**Task instructions:**
Leave the pictures out and transcribe every record exactly.

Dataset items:
════════════════════
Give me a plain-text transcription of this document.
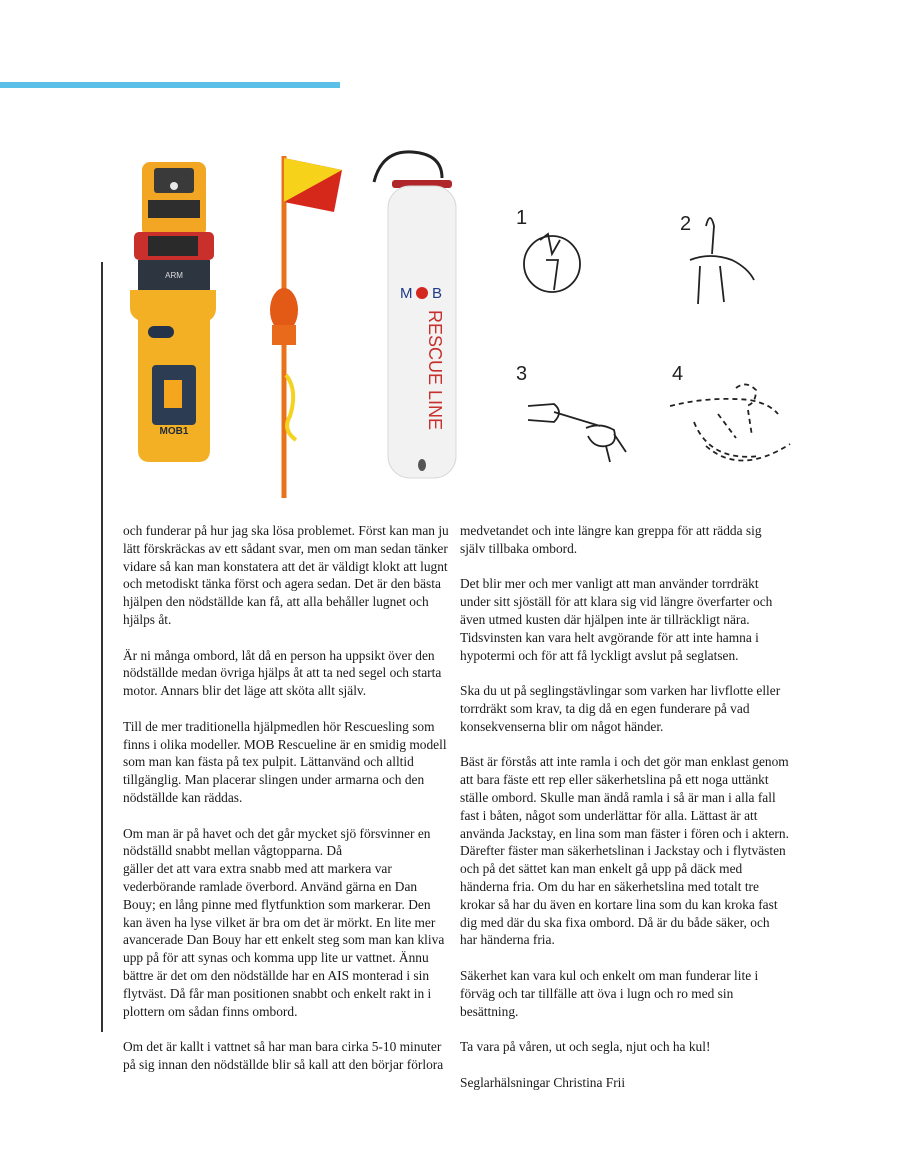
ARM
MOB1
M B
RESCUE LINE
1	2
3	4

och funderar på hur jag ska lösa problemet. Först kan man ju lätt förskräckas av ett sådant svar, men om man sedan tänker vidare så kan man konstatera att det är väldigt klokt att lugnt och metodiskt tänka först och agera sedan. Det är den bästa hjälpen den nödställde kan få, att alla behåller lugnet och hjälps åt.

Är ni många ombord, låt då en person ha uppsikt över den nödställde medan övriga hjälps åt att ta ned segel och starta motor. Annars blir det läge att sköta allt själv.

Till de mer traditionella hjälpmedlen hör Rescuesling som finns i olika modeller. MOB Rescueline är en smidig modell som man kan fästa på tex pulpit. Lättanvänd och alltid tillgänglig. Man placerar slingen under armarna och den nödställde kan räddas.

Om man är på havet och det går mycket sjö försvinner en nödställd snabbt mellan vågtopparna. Då
gäller det att vara extra snabb med att markera var vederbörande ramlade överbord. Använd gärna en Dan Bouy; en lång pinne med flytfunktion som markerar. Den kan även ha lyse vilket är bra om det är mörkt. En lite mer avancerade Dan Bouy har ett enkelt steg som man kan kliva upp på för att synas och komma upp lite ur vattnet. Ännu bättre är det om den nödställde har en AIS monterad i sin flytväst. Då får man positionen snabbt och enkelt rakt in i plottern om sådan finns ombord.

Om det är kallt i vattnet så har man bara cirka 5-10 minuter på sig innan den nödställde blir så kall att den börjar förlora

medvetandet och inte längre kan greppa för att rädda sig själv tillbaka ombord.

Det blir mer och mer vanligt att man använder torrdräkt under sitt sjöställ för att klara sig vid längre överfarter och även utmed kusten där hjälpen inte är tillräckligt nära. Tidsvinsten kan vara helt avgörande för att inte hamna i hypotermi och för att få lyckligt avslut på seglatsen.

Ska du ut på seglingstävlingar som varken har livflotte eller torrdräkt som krav, ta dig då en egen funderare på vad konsekvenserna blir om något händer.

Bäst är förstås att inte ramla i och det gör man enklast genom att bara fäste ett rep eller säkerhetslina på ett noga uttänkt ställe ombord. Skulle man ändå ramla i så är man i alla fall fast i båten, något som underlättar för alla. Lättast är att använda Jackstay, en lina som man fäster i fören och i aktern. Därefter fäster man säkerhetslinan i Jackstay och i flytvästen och på det sättet kan man enkelt gå upp på däck med händerna fria. Om du har en säkerhetslina med totalt tre krokar så har du även en kortare lina som du kan kroka fast dig med där du ska fixa ombord. Då är du både säker, och har händerna fria.

Säkerhet kan vara kul och enkelt om man funderar lite i förväg och tar tillfälle att öva i lugn och ro med sin besättning.

Ta vara på våren, ut och segla, njut och ha kul!

Seglarhälsningar Christina Frii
════════════════════
**Answer section:**
Give me a plain-text transcription of this document.
ARM
MOB1
M B
RESCUE LINE
1	2
3	4

och funderar på hur jag ska lösa problemet. Först kan man ju lätt förskräckas av ett sådant svar, men om man sedan tänker vidare så kan man konstatera att det är väldigt klokt att lugnt och metodiskt tänka först och agera sedan. Det är den bästa hjälpen den nödställde kan få, att alla behåller lugnet och hjälps åt.

Är ni många ombord, låt då en person ha uppsikt över den nödställde medan övriga hjälps åt att ta ned segel och starta motor. Annars blir det läge att sköta allt själv.

Till de mer traditionella hjälpmedlen hör Rescuesling som finns i olika modeller. MOB Rescueline är en smidig modell som man kan fästa på tex pulpit. Lättanvänd och alltid tillgänglig. Man placerar slingen under armarna och den nödställde kan räddas.

Om man är på havet och det går mycket sjö försvinner en nödställd snabbt mellan vågtopparna. Då
gäller det att vara extra snabb med att markera var vederbörande ramlade överbord. Använd gärna en Dan Bouy; en lång pinne med flytfunktion som markerar. Den kan även ha lyse vilket är bra om det är mörkt. En lite mer avancerade Dan Bouy har ett enkelt steg som man kan kliva upp på för att synas och komma upp lite ur vattnet. Ännu bättre är det om den nödställde har en AIS monterad i sin flytväst. Då får man positionen snabbt och enkelt rakt in i plottern om sådan finns ombord.

Om det är kallt i vattnet så har man bara cirka 5-10 minuter på sig innan den nödställde blir så kall att den börjar förlora

medvetandet och inte längre kan greppa för att rädda sig själv tillbaka ombord.

Det blir mer och mer vanligt att man använder torrdräkt under sitt sjöställ för att klara sig vid längre överfarter och även utmed kusten där hjälpen inte är tillräckligt nära. Tidsvinsten kan vara helt avgörande för att inte hamna i hypotermi och för att få lyckligt avslut på seglatsen.

Ska du ut på seglingstävlingar som varken har livflotte eller torrdräkt som krav, ta dig då en egen funderare på vad konsekvenserna blir om något händer.

Bäst är förstås att inte ramla i och det gör man enklast genom att bara fäste ett rep eller säkerhetslina på ett noga uttänkt ställe ombord. Skulle man ändå ramla i så är man i alla fall fast i båten, något som underlättar för alla. Lättast är att använda Jackstay, en lina som man fäster i fören och i aktern. Därefter fäster man säkerhetslinan i Jackstay och i flytvästen och på det sättet kan man enkelt gå upp på däck med händerna fria. Om du har en säkerhetslina med totalt tre krokar så har du även en kortare lina som du kan kroka fast dig med där du ska fixa ombord. Då är du både säker, och har händerna fria.

Säkerhet kan vara kul och enkelt om man funderar lite i förväg och tar tillfälle att öva i lugn och ro med sin besättning.

Ta vara på våren, ut och segla, njut och ha kul!

Seglarhälsningar Christina Frii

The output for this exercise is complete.